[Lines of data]
====
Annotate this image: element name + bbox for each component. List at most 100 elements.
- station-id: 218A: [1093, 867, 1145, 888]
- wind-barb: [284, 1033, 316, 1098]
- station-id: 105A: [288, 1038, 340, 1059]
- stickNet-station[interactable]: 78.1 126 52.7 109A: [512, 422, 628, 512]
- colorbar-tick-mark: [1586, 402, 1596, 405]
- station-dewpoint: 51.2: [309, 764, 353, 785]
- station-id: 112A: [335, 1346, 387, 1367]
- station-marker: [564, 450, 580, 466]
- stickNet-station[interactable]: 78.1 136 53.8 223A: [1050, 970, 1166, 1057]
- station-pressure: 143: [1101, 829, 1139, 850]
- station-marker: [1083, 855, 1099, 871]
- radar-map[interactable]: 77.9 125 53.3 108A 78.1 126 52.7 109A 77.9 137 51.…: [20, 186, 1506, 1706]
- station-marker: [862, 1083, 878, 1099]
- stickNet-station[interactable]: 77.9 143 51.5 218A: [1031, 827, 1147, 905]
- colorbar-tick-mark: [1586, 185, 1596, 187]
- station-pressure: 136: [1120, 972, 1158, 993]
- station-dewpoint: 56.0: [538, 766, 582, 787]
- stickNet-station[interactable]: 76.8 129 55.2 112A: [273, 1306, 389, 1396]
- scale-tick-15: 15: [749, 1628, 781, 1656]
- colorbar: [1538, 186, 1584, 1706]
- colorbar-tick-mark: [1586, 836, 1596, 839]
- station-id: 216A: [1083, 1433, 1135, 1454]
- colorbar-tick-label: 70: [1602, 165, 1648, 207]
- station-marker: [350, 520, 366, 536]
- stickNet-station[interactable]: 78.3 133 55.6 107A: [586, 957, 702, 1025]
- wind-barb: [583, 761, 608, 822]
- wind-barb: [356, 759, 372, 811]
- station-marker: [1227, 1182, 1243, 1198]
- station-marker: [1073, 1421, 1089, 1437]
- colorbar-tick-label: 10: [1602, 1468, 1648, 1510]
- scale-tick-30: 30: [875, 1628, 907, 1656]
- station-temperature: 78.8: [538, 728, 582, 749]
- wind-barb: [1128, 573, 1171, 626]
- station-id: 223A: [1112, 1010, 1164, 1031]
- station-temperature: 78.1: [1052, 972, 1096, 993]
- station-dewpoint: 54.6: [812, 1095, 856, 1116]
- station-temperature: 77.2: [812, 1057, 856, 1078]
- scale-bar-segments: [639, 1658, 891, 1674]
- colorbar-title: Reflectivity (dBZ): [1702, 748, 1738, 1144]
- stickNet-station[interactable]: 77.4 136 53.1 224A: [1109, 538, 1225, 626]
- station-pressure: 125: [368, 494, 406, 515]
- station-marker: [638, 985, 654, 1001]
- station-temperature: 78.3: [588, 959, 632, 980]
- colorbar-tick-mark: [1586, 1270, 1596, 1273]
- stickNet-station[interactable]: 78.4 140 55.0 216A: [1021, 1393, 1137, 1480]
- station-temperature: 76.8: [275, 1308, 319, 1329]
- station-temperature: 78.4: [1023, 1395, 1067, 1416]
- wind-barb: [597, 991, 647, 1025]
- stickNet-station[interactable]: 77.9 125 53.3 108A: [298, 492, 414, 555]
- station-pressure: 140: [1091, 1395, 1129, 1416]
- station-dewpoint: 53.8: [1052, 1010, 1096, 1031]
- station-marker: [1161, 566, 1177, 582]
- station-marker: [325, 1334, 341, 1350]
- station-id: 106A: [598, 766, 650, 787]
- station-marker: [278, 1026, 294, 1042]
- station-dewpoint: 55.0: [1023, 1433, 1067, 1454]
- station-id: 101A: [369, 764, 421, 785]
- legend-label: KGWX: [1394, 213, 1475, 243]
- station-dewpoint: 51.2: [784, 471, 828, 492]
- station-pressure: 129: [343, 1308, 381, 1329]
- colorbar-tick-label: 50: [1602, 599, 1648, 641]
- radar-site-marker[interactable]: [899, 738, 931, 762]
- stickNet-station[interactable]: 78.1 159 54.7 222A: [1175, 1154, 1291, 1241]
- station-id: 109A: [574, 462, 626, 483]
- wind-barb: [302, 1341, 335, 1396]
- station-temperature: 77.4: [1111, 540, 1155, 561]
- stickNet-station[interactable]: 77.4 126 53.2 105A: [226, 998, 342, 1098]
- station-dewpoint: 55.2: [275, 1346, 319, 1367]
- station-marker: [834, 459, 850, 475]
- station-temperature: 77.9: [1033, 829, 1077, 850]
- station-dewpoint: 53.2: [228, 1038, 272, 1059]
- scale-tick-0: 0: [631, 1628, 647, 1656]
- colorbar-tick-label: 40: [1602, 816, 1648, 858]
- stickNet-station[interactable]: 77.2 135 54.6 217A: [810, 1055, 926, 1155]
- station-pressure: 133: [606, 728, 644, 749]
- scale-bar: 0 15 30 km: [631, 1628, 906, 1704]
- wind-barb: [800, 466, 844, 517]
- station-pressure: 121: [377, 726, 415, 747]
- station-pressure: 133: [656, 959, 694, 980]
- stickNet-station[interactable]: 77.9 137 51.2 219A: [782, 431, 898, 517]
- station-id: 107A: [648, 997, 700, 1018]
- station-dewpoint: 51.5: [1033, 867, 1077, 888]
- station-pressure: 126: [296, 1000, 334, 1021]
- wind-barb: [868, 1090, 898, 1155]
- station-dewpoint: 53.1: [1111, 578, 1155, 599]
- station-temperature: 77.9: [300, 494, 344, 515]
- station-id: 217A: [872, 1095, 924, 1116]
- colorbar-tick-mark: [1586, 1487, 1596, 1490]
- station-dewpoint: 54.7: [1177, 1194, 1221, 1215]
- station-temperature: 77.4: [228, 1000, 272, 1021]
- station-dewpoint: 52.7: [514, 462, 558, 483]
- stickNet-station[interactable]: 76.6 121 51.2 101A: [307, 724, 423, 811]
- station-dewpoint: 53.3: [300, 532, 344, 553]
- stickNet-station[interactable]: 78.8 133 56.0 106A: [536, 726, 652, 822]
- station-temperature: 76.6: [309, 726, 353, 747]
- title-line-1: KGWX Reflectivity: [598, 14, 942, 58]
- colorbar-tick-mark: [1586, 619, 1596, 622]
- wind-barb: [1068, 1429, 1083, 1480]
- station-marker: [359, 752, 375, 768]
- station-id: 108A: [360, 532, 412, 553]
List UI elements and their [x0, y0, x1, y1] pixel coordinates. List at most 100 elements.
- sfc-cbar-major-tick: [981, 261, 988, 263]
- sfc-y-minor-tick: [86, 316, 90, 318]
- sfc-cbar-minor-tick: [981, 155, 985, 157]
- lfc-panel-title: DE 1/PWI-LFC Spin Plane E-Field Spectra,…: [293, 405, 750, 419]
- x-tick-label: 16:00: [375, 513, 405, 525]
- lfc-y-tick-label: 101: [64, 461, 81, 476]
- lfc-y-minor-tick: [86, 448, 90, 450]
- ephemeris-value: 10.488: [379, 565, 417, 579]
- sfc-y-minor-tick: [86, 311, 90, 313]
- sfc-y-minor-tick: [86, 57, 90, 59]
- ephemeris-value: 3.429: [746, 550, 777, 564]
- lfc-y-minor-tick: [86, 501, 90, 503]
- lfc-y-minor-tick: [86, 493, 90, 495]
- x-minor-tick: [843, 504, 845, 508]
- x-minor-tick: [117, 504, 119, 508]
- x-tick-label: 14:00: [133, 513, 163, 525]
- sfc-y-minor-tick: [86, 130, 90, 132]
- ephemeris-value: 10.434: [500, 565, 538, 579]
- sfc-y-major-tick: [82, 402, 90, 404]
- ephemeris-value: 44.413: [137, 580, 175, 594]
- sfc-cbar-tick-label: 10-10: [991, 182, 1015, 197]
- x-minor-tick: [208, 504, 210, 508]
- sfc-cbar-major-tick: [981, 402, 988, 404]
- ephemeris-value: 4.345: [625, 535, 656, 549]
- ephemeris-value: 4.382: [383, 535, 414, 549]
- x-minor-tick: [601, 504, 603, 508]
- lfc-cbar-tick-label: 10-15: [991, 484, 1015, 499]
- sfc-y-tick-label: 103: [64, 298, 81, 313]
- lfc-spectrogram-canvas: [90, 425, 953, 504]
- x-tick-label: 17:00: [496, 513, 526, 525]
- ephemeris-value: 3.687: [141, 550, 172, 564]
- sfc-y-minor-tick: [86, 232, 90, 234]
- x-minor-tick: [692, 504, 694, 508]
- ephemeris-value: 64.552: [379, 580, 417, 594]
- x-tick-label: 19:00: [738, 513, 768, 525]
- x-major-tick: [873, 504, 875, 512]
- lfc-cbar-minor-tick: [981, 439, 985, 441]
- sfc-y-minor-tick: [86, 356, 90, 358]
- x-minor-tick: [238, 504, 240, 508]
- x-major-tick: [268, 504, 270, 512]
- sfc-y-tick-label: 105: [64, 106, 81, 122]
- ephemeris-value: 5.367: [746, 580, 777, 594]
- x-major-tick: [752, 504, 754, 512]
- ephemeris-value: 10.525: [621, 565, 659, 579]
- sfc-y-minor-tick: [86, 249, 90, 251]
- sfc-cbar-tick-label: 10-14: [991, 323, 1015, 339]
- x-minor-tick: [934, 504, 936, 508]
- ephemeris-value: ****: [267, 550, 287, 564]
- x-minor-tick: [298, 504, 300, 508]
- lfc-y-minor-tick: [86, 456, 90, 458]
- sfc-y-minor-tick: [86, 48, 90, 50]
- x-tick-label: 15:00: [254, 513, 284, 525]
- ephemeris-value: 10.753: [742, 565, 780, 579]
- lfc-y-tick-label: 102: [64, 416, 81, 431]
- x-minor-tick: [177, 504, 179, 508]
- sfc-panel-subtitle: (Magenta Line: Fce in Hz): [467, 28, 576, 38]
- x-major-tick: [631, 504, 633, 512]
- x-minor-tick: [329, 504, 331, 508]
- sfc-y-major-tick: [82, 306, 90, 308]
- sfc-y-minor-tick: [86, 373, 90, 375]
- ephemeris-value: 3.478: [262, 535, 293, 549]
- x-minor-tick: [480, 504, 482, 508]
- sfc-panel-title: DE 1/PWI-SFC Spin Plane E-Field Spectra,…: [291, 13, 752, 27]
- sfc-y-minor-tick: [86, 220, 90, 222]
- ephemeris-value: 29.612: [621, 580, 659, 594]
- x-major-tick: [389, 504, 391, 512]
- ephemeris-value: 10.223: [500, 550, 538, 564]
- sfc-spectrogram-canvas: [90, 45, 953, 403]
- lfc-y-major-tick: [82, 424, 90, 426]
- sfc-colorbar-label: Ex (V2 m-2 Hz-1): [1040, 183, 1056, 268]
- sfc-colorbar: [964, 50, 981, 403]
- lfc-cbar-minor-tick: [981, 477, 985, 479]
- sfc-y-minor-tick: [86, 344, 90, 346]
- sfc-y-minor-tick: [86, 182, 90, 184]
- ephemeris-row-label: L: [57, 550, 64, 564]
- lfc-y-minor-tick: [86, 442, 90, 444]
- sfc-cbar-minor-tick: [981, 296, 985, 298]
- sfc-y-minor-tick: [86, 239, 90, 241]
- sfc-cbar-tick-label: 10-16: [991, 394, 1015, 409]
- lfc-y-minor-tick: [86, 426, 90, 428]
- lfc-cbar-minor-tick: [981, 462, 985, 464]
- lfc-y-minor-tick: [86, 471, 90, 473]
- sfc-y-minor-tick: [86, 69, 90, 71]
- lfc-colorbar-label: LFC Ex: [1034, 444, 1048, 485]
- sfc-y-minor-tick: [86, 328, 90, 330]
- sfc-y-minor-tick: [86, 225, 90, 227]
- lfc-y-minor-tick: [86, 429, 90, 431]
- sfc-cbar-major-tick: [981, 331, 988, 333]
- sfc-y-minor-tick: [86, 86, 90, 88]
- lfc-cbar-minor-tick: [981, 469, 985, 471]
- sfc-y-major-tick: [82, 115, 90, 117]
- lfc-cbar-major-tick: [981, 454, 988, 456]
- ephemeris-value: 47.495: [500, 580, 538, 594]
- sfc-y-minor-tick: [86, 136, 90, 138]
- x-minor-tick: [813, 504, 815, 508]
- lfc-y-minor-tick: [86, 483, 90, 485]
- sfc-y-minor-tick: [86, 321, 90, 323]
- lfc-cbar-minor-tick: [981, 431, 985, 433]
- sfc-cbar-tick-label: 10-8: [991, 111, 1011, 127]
====
What you should do:
Echo the material from its first line through the line containing "- stickNet-station[interactable]: 78.1 136", keeping both of those lines.

The result:
Annotate this image: element name + bbox for each component. List at most 100 elements.
- station-id: 218A: [1093, 867, 1145, 888]
- wind-barb: [284, 1033, 316, 1098]
- station-id: 105A: [288, 1038, 340, 1059]
- stickNet-station[interactable]: 78.1 126 52.7 109A: [512, 422, 628, 512]
- colorbar-tick-mark: [1586, 402, 1596, 405]
- station-dewpoint: 51.2: [309, 764, 353, 785]
- station-id: 112A: [335, 1346, 387, 1367]
- station-marker: [564, 450, 580, 466]
- stickNet-station[interactable]: 78.1 136 53.8 223A: [1050, 970, 1166, 1057]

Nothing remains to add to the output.